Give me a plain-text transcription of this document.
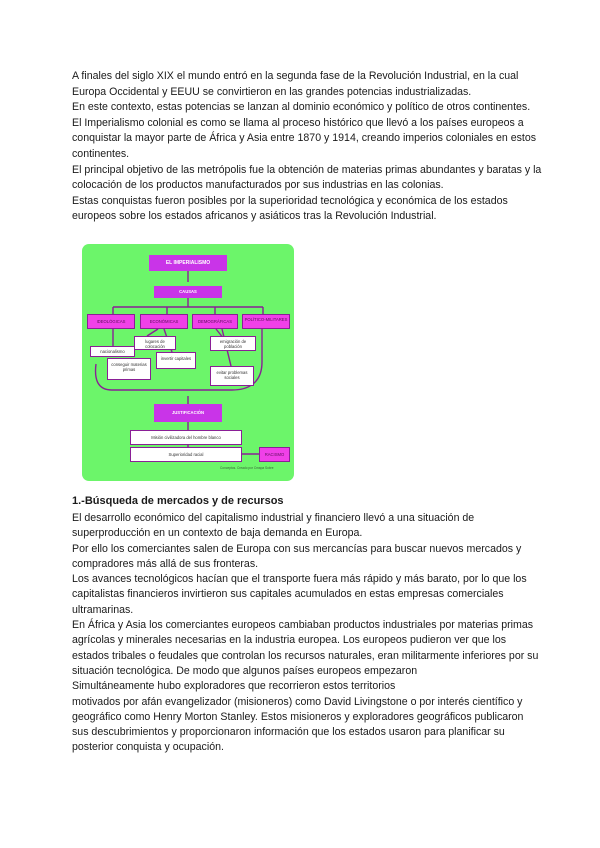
A finales del siglo XIX el mundo entró en la segunda fase de la Revolución Industrial, en la cual Europa Occidental y EEUU se convirtieron en las grandes potencias industrializadas.

En este contexto, estas potencias se lanzan al dominio económico y político de otros continentes.

El Imperialismo colonial es como se llama al proceso histórico que llevó a los países europeos a conquistar la mayor parte de África y Asia entre 1870 y 1914, creando imperios coloniales en estos continentes.

El principal objetivo de las metrópolis fue la obtención de materias primas abundantes y baratas y la colocación de los productos manufacturados por sus industrias en las colonias.

Estas conquistas fueron posibles por la superioridad tecnológica y económica de los estados europeos sobre los estados africanos y asiáticos tras la Revolución Industrial.

EL IMPERIALISMO
CAUSAS
IDEOLÓGICAS	ECONÓMICAS	DEMOGRÁFICAS	POLÍTICO-MILITARES
nacionalismo
lugares de colocación
conseguir materias primas
invertir capitales
emigración de población
evitar problemas sociales
JUSTIFICACIÓN
Misión civilizadora del hombre blanco
Superioridad racial	RACISMO
Conceptos. Creado por Cmapa Sobre
1.-Búsqueda de mercados y de recursos

El desarrollo económico del capitalismo industrial y financiero llevó a una situación de superproducción en un contexto de baja demanda en Europa.

Por ello los comerciantes salen de Europa con sus mercancías para buscar nuevos mercados y compradores más allá de sus fronteras.

Los avances tecnológicos hacían que el transporte fuera más rápido y más barato, por lo que los capitalistas financieros invirtieron sus capitales acumulados en estas empresas comerciales ultramarinas.

En África y Asia los comerciantes europeos cambiaban productos industriales por materias primas agrícolas y minerales necesarias en la industria europea. Los europeos pudieron ver que los estados tribales o feudales que controlan los recursos naturales, eran militarmente inferiores por su situación tecnológica. De modo que algunos países europeos empezaron

Simultáneamente hubo exploradores que recorrieron estos territorios

motivados por afán evangelizador (misioneros) como David Livingstone o por interés científico y geográfico como Henry Morton Stanley. Estos misioneros y exploradores geográficos publicaron sus descubrimientos y proporcionaron información que los estados usaron para planificar su posterior conquista y ocupación.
==========
- _WRITTEN TASK_: Write the records out again in full, exactly, and skip every picture.

- _FINISHED TASK_:
Give me a plain-text transcription of this document.
A finales del siglo XIX el mundo entró en la segunda fase de la Revolución Industrial, en la cual Europa Occidental y EEUU se convirtieron en las grandes potencias industrializadas.

En este contexto, estas potencias se lanzan al dominio económico y político de otros continentes.

El Imperialismo colonial es como se llama al proceso histórico que llevó a los países europeos a conquistar la mayor parte de África y Asia entre 1870 y 1914, creando imperios coloniales en estos continentes.

El principal objetivo de las metrópolis fue la obtención de materias primas abundantes y baratas y la colocación de los productos manufacturados por sus industrias en las colonias.

Estas conquistas fueron posibles por la superioridad tecnológica y económica de los estados europeos sobre los estados africanos y asiáticos tras la Revolución Industrial.

EL IMPERIALISMO
CAUSAS
IDEOLÓGICAS	ECONÓMICAS	DEMOGRÁFICAS	POLÍTICO-MILITARES
nacionalismo
lugares de colocación
conseguir materias primas
invertir capitales
emigración de población
evitar problemas sociales
JUSTIFICACIÓN
Misión civilizadora del hombre blanco
Superioridad racial	RACISMO
Conceptos. Creado por Cmapa Sobre
1.-Búsqueda de mercados y de recursos

El desarrollo económico del capitalismo industrial y financiero llevó a una situación de superproducción en un contexto de baja demanda en Europa.

Por ello los comerciantes salen de Europa con sus mercancías para buscar nuevos mercados y compradores más allá de sus fronteras.

Los avances tecnológicos hacían que el transporte fuera más rápido y más barato, por lo que los capitalistas financieros invirtieron sus capitales acumulados en estas empresas comerciales ultramarinas.

En África y Asia los comerciantes europeos cambiaban productos industriales por materias primas agrícolas y minerales necesarias en la industria europea. Los europeos pudieron ver que los estados tribales o feudales que controlan los recursos naturales, eran militarmente inferiores por su situación tecnológica. De modo que algunos países europeos empezaron

Simultáneamente hubo exploradores que recorrieron estos territorios

motivados por afán evangelizador (misioneros) como David Livingstone o por interés científico y geográfico como Henry Morton Stanley. Estos misioneros y exploradores geográficos publicaron sus descubrimientos y proporcionaron información que los estados usaron para planificar su posterior conquista y ocupación.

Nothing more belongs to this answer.